__Records excerpted from a collection__
>>>

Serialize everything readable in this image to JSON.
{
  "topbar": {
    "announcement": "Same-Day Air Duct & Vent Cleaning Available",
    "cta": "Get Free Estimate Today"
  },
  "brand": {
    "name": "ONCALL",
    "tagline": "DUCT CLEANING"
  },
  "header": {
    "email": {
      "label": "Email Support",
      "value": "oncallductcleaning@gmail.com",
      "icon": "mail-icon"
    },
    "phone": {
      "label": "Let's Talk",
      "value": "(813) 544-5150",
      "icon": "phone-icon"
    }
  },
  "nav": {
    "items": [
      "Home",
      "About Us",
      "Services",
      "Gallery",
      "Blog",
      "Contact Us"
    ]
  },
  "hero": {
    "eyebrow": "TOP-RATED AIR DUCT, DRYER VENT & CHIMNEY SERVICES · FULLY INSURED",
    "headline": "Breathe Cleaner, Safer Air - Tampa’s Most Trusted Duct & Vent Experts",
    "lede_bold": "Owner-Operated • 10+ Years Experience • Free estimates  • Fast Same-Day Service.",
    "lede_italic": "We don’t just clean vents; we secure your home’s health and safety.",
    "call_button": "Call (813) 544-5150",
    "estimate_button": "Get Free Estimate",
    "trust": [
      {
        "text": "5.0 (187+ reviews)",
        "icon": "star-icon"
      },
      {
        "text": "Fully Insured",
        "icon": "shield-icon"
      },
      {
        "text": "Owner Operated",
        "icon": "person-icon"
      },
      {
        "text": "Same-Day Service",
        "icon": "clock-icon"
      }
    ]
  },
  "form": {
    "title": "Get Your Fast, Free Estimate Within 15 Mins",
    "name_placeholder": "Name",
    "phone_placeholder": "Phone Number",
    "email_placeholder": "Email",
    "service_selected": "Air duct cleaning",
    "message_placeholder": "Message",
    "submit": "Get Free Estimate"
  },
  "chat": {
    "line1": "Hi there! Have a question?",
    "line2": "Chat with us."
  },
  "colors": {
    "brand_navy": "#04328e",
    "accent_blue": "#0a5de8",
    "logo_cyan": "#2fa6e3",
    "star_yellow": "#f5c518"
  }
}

<<<

__Problem details__
Print every record above exactly as written.

__Result of the task__
Serialize everything readable in this image to JSON.
{
  "topbar": {
    "announcement": "Same-Day Air Duct & Vent Cleaning Available",
    "cta": "Get Free Estimate Today"
  },
  "brand": {
    "name": "ONCALL",
    "tagline": "DUCT CLEANING"
  },
  "header": {
    "email": {
      "label": "Email Support",
      "value": "oncallductcleaning@gmail.com",
      "icon": "mail-icon"
    },
    "phone": {
      "label": "Let's Talk",
      "value": "(813) 544-5150",
      "icon": "phone-icon"
    }
  },
  "nav": {
    "items": [
      "Home",
      "About Us",
      "Services",
      "Gallery",
      "Blog",
      "Contact Us"
    ]
  },
  "hero": {
    "eyebrow": "TOP-RATED AIR DUCT, DRYER VENT & CHIMNEY SERVICES · FULLY INSURED",
    "headline": "Breathe Cleaner, Safer Air - Tampa’s Most Trusted Duct & Vent Experts",
    "lede_bold": "Owner-Operated • 10+ Years Experience • Free estimates  • Fast Same-Day Service.",
    "lede_italic": "We don’t just clean vents; we secure your home’s health and safety.",
    "call_button": "Call (813) 544-5150",
    "estimate_button": "Get Free Estimate",
    "trust": [
      {
        "text": "5.0 (187+ reviews)",
        "icon": "star-icon"
      },
      {
        "text": "Fully Insured",
        "icon": "shield-icon"
      },
      {
        "text": "Owner Operated",
        "icon": "person-icon"
      },
      {
        "text": "Same-Day Service",
        "icon": "clock-icon"
      }
    ]
  },
  "form": {
    "title": "Get Your Fast, Free Estimate Within 15 Mins",
    "name_placeholder": "Name",
    "phone_placeholder": "Phone Number",
    "email_placeholder": "Email",
    "service_selected": "Air duct cleaning",
    "message_placeholder": "Message",
    "submit": "Get Free Estimate"
  },
  "chat": {
    "line1": "Hi there! Have a question?",
    "line2": "Chat with us."
  },
  "colors": {
    "brand_navy": "#04328e",
    "accent_blue": "#0a5de8",
    "logo_cyan": "#2fa6e3",
    "star_yellow": "#f5c518"
  }
}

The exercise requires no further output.